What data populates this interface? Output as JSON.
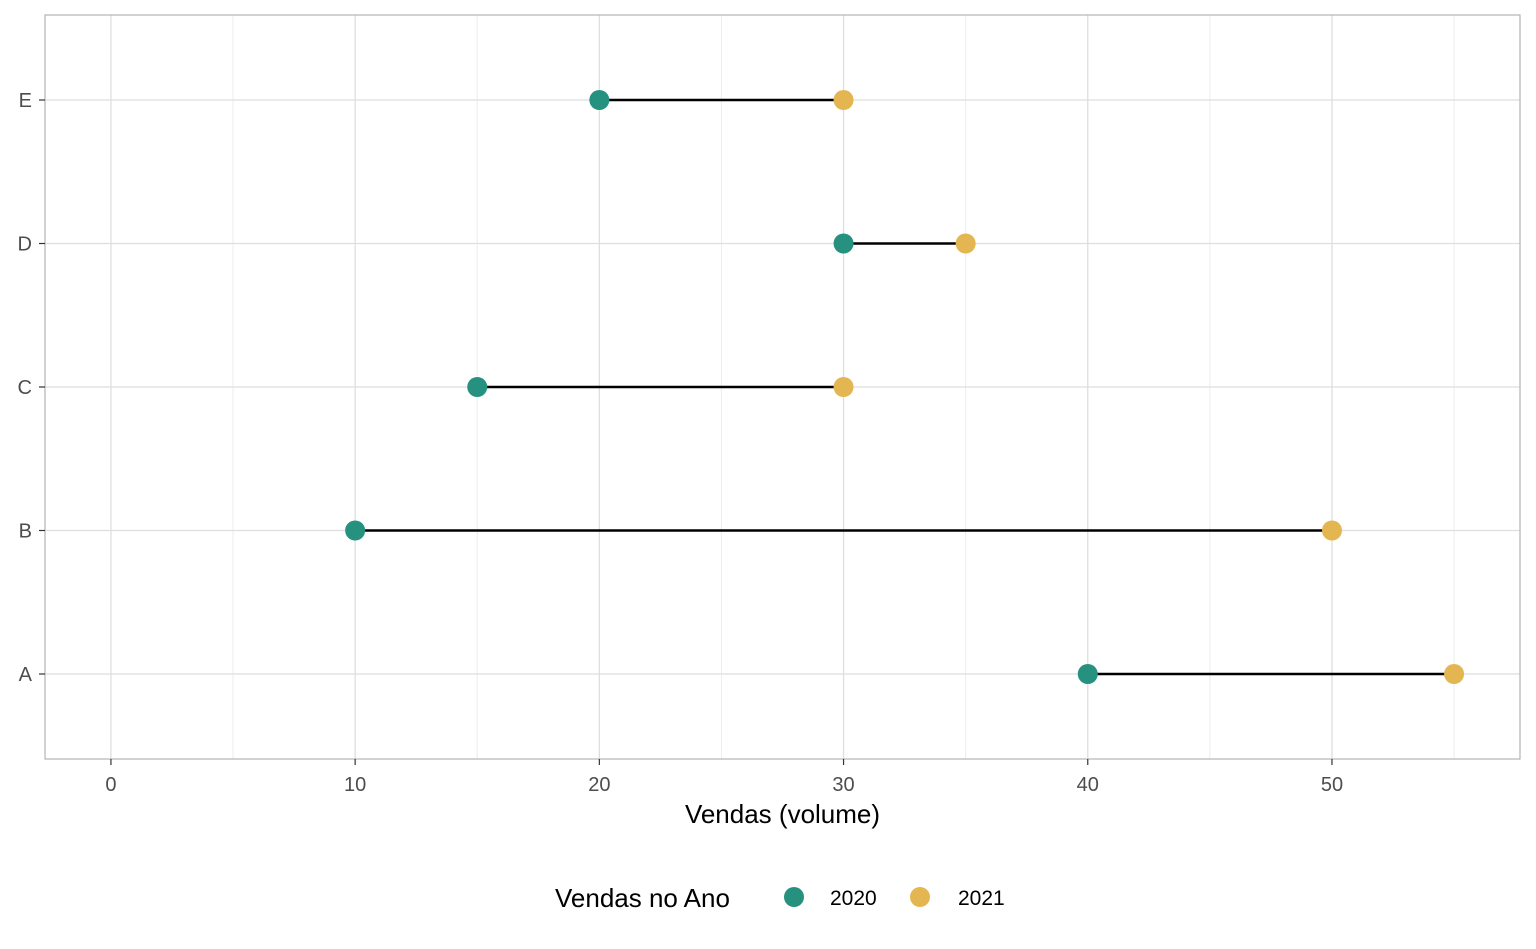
{
  "chart_data": {
    "type": "dumbbell",
    "xlabel": "Vendas (volume)",
    "ylabel": "",
    "xlim": [
      -2.7,
      57.7
    ],
    "x_ticks": [
      0,
      10,
      20,
      30,
      40,
      50
    ],
    "x_minor_ticks": [
      5,
      15,
      25,
      35,
      45,
      55
    ],
    "categories": [
      "A",
      "B",
      "C",
      "D",
      "E"
    ],
    "series": [
      {
        "name": "2020",
        "color": "#26917e",
        "values": [
          40,
          10,
          15,
          30,
          20
        ]
      },
      {
        "name": "2021",
        "color": "#e3b652",
        "values": [
          55,
          50,
          30,
          35,
          30
        ]
      }
    ],
    "segment_color": "#000000",
    "grid": true,
    "legend": {
      "title": "Vendas no Ano",
      "position": "bottom"
    }
  }
}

● What this task involves:
Leaving the pictures aside, transcribe the entire listing exactly.

● Task solution:
What data populates this interface? Output as JSON.
{
  "chart_data": {
    "type": "dumbbell",
    "xlabel": "Vendas (volume)",
    "ylabel": "",
    "xlim": [
      -2.7,
      57.7
    ],
    "x_ticks": [
      0,
      10,
      20,
      30,
      40,
      50
    ],
    "x_minor_ticks": [
      5,
      15,
      25,
      35,
      45,
      55
    ],
    "categories": [
      "A",
      "B",
      "C",
      "D",
      "E"
    ],
    "series": [
      {
        "name": "2020",
        "color": "#26917e",
        "values": [
          40,
          10,
          15,
          30,
          20
        ]
      },
      {
        "name": "2021",
        "color": "#e3b652",
        "values": [
          55,
          50,
          30,
          35,
          30
        ]
      }
    ],
    "segment_color": "#000000",
    "grid": true,
    "legend": {
      "title": "Vendas no Ano",
      "position": "bottom"
    }
  }
}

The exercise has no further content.